→ WRITTEN INSTRUCTION
Copy the material from the line with "- category-label-12-24: 12-24: [484, 487, 544, 512]" to the line with "- bar-1-2: [358, 398, 393, 472]", swapping "category-label" for "tick-label" and changing nothing else.

━━━━━ INFORMATION SHOWN

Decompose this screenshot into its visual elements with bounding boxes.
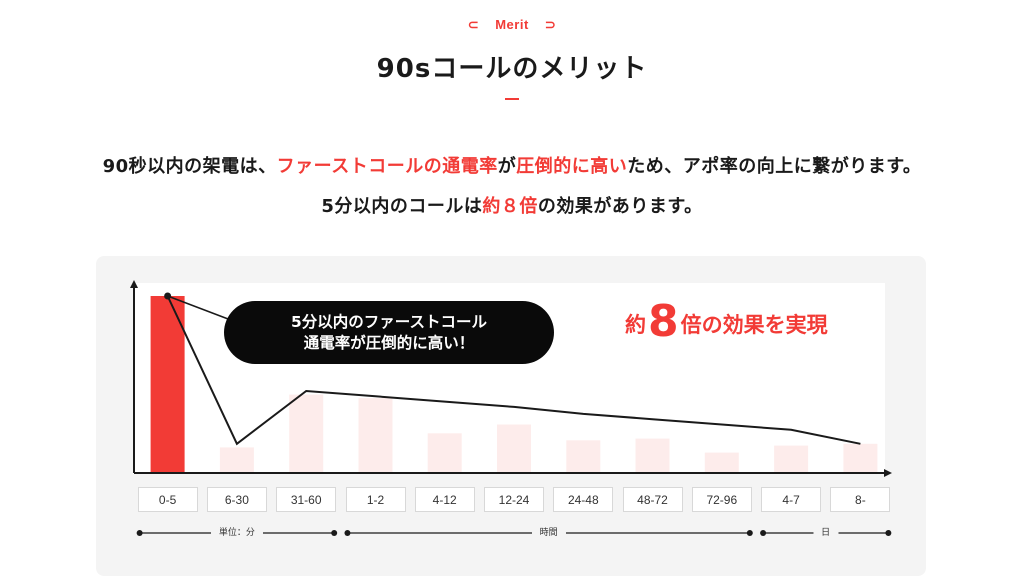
- category-label-12-24: 12-24: [484, 487, 544, 512]
- category-label-4-12: 4-12: [414, 487, 475, 512]
- callout-pointer: [167, 295, 237, 323]
- x-axis-arrow: [884, 469, 892, 477]
- unit-scale-dot-0-1: [331, 530, 338, 536]
- unit-scale-dot-2-1: [885, 530, 892, 536]
- bar-31-60: [289, 394, 324, 472]
- bar-0-5: [150, 296, 185, 472]
- bar-4-12: [427, 433, 462, 472]
- category-label-1-2: 1-2: [345, 487, 406, 512]
- bar-line-chart: [130, 280, 892, 536]
- section-eyebrow: ⊂ Merit ⊃: [0, 17, 1024, 33]
- effect-headline: 約8倍の効果を実現: [625, 296, 828, 347]
- trend-start-dot: [164, 292, 172, 300]
- bar-48-72: [635, 438, 670, 472]
- lead-1-text-c: が: [497, 156, 517, 177]
- unit-scale-dot-1-1: [746, 530, 753, 536]
- bar-1-2: [358, 398, 393, 472]
- category-label-72-96: 72-96: [691, 487, 752, 512]
- lead-line-1: 90秒以内の架電は、ファーストコールの通電率が圧倒的に高いため、アポ率の向上に繋…: [0, 152, 1024, 178]
- category-label-8-: 8-: [830, 487, 891, 512]
- lead-line-2: 5分以内のコールは約８倍の効果があります。: [0, 192, 1024, 218]
- lead-2-text-c: の効果があります。: [537, 196, 703, 217]
- callout-line-2: 通電率が圧倒的に高い！: [303, 333, 475, 352]
- category-label-31-60: 31-60: [276, 487, 337, 512]
- bar-12-24: [497, 424, 531, 472]
- bar-24-48: [566, 440, 601, 472]
- lead-1-highlight-a: ファーストコールの通電率: [276, 156, 498, 177]
- unit-label-1: 時間: [531, 527, 566, 539]
- y-axis-arrow: [130, 280, 138, 288]
- eyebrow-label: Merit: [495, 17, 529, 32]
- unit-scale-dot-0-0: [136, 530, 143, 536]
- category-label-4-7: 4-7: [761, 487, 822, 512]
- trend-line: [166, 295, 861, 446]
- bar-8-: [843, 443, 878, 472]
- category-label-6-30: 6-30: [206, 487, 267, 512]
- section-title: 90sコールのメリット: [376, 54, 648, 84]
- lead-1-text-a: 90秒以内の架電は、: [102, 156, 277, 177]
- effect-number: 8: [648, 296, 679, 347]
- category-label-48-72: 48-72: [622, 487, 683, 512]
- effect-suffix: 倍の効果を実現: [680, 313, 828, 337]
- lead-1-highlight-b: 圧倒的に高い: [516, 156, 628, 177]
- lead-2-text-a: 5分以内のコールは: [321, 196, 483, 217]
- eyebrow-bracket-right: ⊃: [544, 17, 557, 32]
- bar-6-30: [219, 447, 254, 472]
- effect-prefix: 約: [625, 313, 646, 337]
- title-underline: [505, 98, 519, 100]
- lead-1-text-e: ため、アポ率の向上に繋がります。: [627, 156, 922, 177]
- callout-bubble: 5分以内のファーストコール 通電率が圧倒的に高い！: [224, 301, 554, 364]
- unit-label-2: 日: [813, 527, 839, 539]
- bar-4-7: [774, 445, 809, 472]
- callout-line-1: 5分以内のファーストコール: [290, 312, 487, 331]
- bars-group: [150, 296, 878, 472]
- unit-label-0: 単位：分: [210, 527, 263, 539]
- lead-2-highlight: 約８倍: [482, 196, 538, 217]
- category-label-0-5: 0-5: [137, 487, 198, 512]
- unit-scale-dot-1-0: [344, 530, 351, 536]
- eyebrow-bracket-left: ⊂: [467, 17, 480, 32]
- unit-scale-dot-2-0: [760, 530, 767, 536]
- category-label-24-48: 24-48: [553, 487, 614, 512]
- bar-72-96: [704, 452, 739, 472]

━━━━━━━━━━

→ SOLUTION FOR THIS PROBLEM
- tick-label-12-24: 12-24: [484, 487, 544, 512]
- tick-label-4-12: 4-12: [414, 487, 475, 512]
- callout-pointer: [167, 295, 237, 323]
- x-axis-arrow: [884, 469, 892, 477]
- unit-scale-dot-0-1: [331, 530, 338, 536]
- unit-scale-dot-2-1: [885, 530, 892, 536]
- bar-31-60: [289, 394, 324, 472]
- bar-0-5: [150, 296, 185, 472]
- bar-4-12: [427, 433, 462, 472]
- tick-label-1-2: 1-2: [345, 487, 406, 512]
- bar-line-chart: [130, 280, 892, 536]
- section-eyebrow: ⊂ Merit ⊃: [0, 17, 1024, 33]
- effect-headline: 約8倍の効果を実現: [625, 296, 828, 347]
- trend-start-dot: [164, 292, 172, 300]
- bar-48-72: [635, 438, 670, 472]
- lead-1-text-c: が: [497, 156, 517, 177]
- unit-scale-dot-1-1: [746, 530, 753, 536]
- bar-1-2: [358, 398, 393, 472]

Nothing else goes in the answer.